### DATA FOR THIS TASK
──────

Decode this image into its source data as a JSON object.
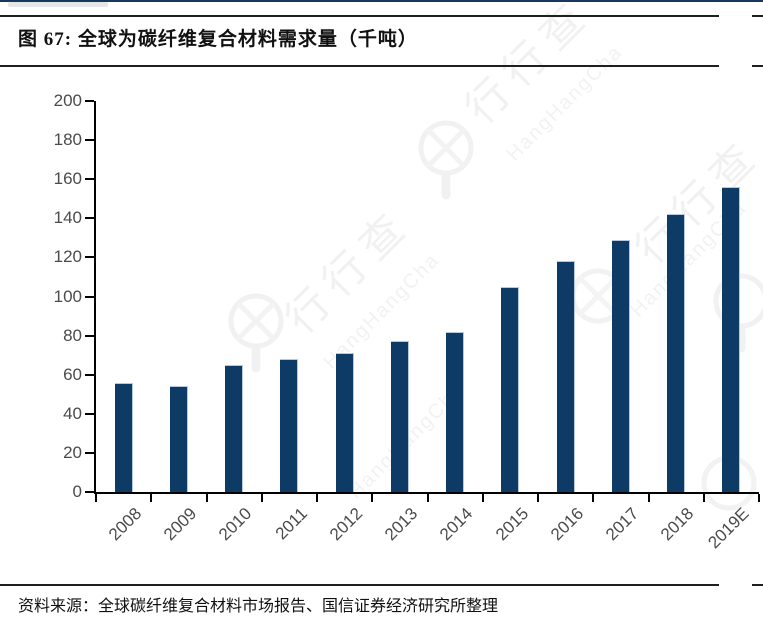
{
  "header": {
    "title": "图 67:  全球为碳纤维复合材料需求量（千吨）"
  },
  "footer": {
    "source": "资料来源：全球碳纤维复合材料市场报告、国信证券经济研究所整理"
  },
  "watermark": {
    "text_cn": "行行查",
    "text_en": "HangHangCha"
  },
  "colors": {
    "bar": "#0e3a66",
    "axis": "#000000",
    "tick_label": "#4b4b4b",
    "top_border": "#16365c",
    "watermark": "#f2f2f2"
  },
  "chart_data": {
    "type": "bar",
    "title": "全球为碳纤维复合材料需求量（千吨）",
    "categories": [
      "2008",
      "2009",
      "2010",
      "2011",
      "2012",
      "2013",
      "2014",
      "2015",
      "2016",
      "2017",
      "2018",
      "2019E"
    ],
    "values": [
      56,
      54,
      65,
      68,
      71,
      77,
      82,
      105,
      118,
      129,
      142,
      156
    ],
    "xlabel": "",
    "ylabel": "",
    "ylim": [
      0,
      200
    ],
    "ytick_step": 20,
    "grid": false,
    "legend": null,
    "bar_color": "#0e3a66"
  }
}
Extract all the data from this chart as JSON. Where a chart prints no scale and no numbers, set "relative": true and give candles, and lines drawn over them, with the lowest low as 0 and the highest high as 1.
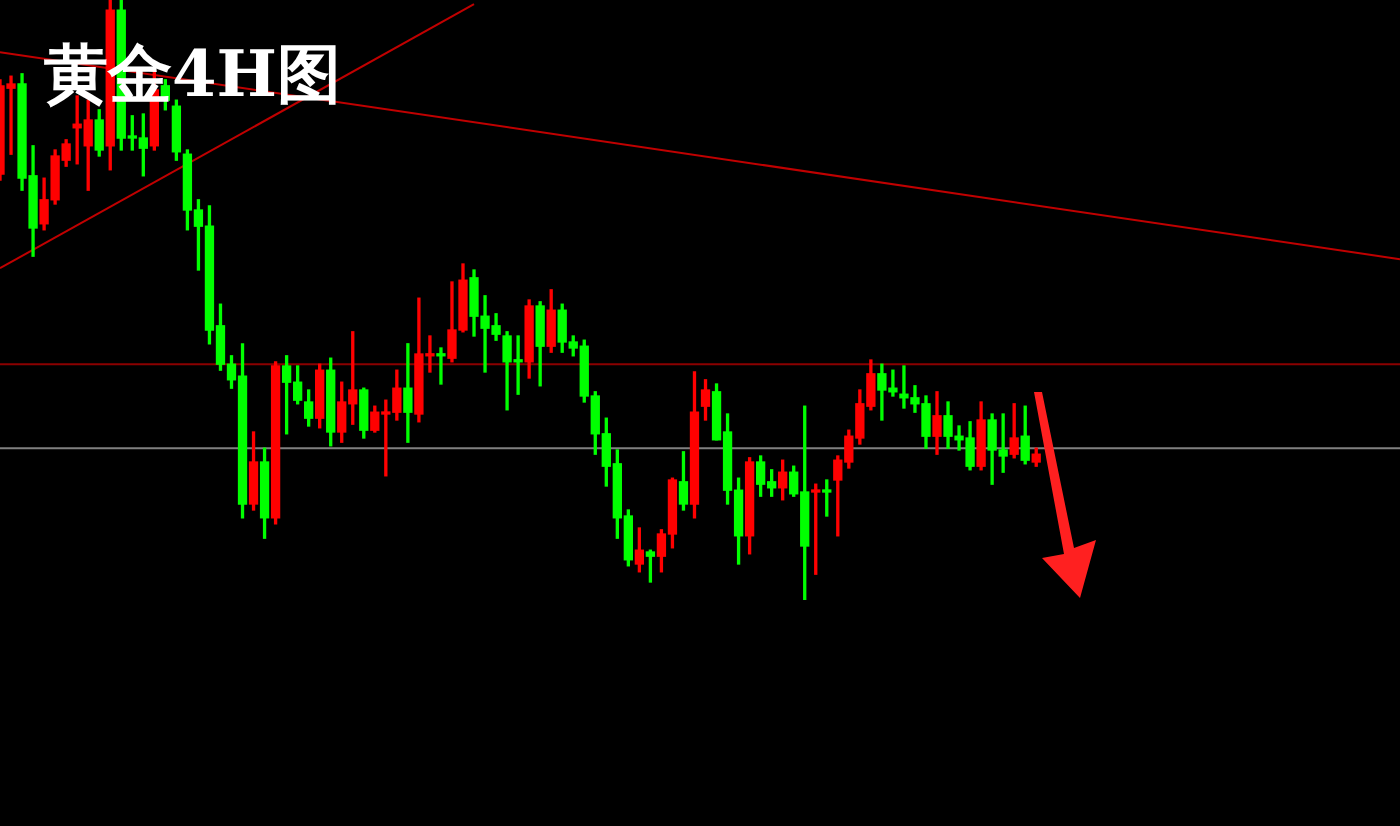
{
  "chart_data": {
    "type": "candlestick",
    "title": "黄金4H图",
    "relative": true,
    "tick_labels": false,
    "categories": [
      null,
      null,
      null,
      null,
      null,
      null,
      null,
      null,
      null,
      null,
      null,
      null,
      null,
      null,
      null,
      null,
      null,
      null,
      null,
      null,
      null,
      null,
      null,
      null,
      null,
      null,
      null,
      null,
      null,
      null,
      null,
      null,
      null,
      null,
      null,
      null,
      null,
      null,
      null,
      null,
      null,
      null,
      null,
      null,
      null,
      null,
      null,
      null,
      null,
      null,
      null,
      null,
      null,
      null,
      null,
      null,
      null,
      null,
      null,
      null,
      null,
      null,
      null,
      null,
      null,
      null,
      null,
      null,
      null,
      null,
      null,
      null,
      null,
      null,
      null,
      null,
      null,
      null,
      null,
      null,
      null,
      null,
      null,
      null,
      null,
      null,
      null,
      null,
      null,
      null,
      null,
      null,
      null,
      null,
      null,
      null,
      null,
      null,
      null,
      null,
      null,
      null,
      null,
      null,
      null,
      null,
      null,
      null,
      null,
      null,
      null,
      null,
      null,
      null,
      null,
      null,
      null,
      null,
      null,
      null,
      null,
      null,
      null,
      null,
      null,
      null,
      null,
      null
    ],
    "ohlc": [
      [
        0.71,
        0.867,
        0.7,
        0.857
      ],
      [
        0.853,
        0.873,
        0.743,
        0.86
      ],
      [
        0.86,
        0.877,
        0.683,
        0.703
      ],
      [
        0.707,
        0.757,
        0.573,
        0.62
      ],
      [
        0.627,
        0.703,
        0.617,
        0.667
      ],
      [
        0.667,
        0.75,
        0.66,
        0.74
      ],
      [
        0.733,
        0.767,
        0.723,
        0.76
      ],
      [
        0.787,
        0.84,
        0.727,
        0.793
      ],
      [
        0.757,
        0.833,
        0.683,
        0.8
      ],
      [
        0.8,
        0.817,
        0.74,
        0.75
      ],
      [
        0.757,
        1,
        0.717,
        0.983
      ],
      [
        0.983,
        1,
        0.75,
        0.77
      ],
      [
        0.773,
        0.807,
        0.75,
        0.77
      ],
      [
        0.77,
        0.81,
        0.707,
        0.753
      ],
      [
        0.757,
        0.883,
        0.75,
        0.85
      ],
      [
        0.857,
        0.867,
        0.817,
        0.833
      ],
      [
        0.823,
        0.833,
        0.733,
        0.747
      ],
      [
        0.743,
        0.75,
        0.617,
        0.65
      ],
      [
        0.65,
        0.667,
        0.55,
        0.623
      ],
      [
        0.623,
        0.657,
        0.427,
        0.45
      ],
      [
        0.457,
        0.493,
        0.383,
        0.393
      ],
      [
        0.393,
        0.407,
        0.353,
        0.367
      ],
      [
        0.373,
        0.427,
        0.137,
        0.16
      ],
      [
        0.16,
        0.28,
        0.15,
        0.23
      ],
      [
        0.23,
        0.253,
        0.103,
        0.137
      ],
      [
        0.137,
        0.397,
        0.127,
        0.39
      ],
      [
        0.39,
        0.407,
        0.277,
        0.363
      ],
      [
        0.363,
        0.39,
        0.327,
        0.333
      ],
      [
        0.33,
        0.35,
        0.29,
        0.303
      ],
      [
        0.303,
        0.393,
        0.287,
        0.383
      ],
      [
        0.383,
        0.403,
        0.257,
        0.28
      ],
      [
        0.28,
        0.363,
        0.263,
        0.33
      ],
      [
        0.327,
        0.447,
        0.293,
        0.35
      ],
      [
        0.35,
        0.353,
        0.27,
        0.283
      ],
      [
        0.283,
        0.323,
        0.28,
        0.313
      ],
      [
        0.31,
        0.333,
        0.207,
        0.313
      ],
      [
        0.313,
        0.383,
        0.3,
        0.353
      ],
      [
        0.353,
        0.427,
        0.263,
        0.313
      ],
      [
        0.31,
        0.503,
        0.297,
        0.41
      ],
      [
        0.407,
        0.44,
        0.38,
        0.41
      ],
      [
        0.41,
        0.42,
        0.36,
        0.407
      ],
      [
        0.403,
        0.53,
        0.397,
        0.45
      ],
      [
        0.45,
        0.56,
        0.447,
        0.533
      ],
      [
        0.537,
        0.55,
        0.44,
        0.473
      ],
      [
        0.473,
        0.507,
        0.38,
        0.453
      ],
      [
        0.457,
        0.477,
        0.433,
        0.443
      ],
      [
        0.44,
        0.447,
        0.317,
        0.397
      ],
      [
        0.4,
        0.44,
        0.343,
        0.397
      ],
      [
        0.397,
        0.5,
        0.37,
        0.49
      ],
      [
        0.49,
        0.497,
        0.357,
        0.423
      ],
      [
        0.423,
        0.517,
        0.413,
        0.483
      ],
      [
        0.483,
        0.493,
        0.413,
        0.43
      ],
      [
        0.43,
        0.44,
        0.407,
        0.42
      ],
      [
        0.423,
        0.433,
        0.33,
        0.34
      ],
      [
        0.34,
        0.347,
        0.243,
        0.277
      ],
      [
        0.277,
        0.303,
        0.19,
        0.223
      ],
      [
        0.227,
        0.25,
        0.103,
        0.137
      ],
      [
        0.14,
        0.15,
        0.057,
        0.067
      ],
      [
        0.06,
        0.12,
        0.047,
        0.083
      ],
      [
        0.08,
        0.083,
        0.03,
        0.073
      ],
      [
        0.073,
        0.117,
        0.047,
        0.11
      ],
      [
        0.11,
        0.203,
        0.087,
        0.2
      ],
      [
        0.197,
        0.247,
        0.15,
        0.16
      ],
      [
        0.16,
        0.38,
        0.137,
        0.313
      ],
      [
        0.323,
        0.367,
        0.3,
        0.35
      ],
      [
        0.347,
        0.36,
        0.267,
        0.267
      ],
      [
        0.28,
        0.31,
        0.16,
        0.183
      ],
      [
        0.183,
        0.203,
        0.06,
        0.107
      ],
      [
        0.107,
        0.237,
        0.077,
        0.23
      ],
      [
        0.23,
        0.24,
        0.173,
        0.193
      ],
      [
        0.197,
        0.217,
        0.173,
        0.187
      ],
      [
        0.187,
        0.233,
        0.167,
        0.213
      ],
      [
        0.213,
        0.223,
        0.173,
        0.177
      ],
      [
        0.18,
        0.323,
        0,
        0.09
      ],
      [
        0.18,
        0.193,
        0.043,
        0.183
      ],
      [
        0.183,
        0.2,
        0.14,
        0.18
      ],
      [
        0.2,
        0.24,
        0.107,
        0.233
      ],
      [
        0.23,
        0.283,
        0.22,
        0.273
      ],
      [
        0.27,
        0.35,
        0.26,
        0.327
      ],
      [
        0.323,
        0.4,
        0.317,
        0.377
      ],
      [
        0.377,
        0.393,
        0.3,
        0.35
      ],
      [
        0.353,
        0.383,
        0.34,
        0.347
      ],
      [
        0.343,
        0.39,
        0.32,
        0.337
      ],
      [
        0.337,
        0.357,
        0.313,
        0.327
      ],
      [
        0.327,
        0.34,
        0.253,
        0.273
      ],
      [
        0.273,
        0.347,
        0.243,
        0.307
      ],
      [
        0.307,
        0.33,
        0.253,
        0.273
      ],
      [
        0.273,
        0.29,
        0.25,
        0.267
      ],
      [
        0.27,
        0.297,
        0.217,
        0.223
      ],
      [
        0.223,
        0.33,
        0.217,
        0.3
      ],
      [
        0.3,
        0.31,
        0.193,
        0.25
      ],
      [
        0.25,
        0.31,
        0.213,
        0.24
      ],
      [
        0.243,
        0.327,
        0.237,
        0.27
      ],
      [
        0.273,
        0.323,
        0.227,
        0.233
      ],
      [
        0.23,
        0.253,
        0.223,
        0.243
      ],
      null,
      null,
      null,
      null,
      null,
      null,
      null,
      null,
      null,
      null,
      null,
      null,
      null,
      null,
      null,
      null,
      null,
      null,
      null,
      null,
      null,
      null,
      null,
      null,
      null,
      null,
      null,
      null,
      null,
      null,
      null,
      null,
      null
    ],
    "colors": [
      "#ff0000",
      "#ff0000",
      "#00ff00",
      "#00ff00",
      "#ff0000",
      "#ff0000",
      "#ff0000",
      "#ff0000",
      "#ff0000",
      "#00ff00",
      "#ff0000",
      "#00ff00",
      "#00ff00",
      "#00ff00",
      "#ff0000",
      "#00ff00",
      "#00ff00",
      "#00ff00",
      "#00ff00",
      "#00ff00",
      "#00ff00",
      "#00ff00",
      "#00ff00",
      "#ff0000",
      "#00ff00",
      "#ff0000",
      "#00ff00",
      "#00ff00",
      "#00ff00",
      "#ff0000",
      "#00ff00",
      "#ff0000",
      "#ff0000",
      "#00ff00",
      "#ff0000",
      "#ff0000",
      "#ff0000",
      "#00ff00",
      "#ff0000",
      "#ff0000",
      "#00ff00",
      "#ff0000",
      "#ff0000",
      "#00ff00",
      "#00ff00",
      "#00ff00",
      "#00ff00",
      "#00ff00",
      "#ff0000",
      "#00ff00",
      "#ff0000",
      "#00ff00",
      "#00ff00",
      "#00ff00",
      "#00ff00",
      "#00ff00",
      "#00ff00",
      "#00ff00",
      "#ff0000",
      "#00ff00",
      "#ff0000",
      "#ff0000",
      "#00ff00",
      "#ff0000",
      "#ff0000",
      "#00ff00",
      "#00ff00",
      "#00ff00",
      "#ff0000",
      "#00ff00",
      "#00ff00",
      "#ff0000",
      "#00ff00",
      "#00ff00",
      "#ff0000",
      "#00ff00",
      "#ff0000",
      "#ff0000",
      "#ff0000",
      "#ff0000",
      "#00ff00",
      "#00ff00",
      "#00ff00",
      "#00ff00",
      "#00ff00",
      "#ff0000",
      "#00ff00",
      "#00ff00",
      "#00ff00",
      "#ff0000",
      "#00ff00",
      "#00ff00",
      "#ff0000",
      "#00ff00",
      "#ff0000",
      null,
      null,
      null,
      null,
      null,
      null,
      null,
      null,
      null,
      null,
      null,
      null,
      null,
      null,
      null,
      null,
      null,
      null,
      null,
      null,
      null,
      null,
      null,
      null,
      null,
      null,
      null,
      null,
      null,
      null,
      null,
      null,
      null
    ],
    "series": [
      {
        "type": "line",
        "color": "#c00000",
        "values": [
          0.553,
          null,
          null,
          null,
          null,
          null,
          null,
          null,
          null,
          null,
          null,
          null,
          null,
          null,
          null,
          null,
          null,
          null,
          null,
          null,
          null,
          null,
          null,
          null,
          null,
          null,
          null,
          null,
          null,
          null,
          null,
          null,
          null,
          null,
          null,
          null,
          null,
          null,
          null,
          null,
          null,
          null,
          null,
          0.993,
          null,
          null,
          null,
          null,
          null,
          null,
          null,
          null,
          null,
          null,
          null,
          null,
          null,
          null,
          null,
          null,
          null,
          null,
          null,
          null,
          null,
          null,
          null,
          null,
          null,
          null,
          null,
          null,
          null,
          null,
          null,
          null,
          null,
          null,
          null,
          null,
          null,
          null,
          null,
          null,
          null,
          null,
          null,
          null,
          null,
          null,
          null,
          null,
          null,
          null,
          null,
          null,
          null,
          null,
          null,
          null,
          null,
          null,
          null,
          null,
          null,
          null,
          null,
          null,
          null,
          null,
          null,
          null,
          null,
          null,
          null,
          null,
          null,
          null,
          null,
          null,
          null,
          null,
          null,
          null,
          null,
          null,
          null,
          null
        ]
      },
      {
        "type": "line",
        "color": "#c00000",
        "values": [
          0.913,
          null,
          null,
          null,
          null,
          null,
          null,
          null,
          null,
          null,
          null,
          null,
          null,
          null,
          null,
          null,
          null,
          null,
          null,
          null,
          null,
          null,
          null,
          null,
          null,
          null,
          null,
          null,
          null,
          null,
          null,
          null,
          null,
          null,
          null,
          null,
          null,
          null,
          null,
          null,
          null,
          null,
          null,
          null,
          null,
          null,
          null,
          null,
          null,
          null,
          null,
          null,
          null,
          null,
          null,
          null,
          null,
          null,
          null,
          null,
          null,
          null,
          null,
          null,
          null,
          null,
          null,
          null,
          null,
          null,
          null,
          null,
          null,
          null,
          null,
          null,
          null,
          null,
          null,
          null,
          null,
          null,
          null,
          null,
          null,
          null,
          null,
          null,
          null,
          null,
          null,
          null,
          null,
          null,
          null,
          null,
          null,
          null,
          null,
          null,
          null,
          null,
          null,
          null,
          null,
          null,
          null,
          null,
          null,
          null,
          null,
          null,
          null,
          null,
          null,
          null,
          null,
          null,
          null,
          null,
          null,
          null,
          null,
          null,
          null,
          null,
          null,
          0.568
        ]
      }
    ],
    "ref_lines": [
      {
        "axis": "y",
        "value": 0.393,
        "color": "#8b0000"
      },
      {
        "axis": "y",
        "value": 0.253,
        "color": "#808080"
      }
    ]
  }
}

──────

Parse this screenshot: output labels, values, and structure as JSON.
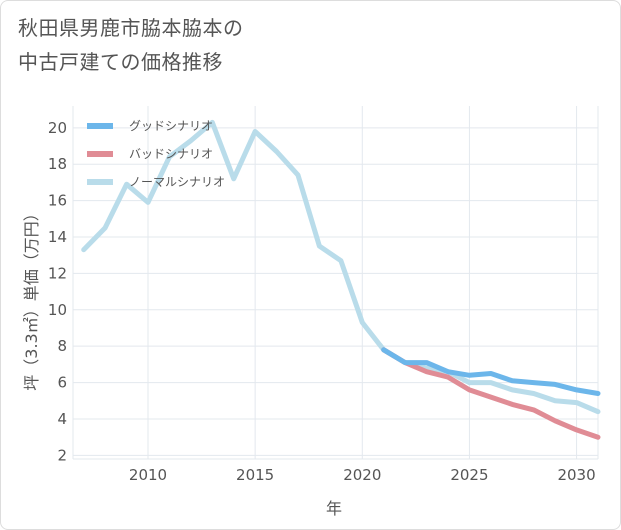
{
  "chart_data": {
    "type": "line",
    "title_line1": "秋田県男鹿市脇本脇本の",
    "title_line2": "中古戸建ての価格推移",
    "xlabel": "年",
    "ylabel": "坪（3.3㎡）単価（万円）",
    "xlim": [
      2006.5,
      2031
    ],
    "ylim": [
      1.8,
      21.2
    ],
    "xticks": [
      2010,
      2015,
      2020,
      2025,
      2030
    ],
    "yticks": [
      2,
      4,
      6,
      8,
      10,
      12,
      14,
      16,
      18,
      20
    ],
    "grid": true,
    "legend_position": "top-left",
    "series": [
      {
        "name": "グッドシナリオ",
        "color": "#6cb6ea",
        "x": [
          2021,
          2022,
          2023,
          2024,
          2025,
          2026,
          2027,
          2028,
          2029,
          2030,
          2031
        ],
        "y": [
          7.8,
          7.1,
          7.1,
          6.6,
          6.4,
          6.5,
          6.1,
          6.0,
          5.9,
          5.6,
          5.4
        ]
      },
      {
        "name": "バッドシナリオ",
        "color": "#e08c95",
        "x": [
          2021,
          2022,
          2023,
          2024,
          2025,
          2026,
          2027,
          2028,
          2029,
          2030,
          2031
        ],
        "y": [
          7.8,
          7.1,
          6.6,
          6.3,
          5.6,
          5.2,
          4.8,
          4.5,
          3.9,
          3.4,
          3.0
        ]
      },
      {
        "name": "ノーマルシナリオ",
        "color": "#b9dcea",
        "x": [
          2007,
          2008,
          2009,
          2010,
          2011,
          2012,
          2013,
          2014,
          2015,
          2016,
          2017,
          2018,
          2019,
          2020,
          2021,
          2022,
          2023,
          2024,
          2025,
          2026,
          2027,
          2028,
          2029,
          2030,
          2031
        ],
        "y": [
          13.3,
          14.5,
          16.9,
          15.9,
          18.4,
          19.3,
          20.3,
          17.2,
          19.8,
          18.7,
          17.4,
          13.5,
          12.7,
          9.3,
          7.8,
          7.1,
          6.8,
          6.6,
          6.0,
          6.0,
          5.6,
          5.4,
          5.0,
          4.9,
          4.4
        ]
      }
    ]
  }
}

──────

### INSTRUCTION
Filter out all lines lacking the word "values" and copy the rest.

### EXPECTED ANSWER
    "values": [
        "values": [
        "values": [
Parse this screenshot: output labels, values, and structure as JSON.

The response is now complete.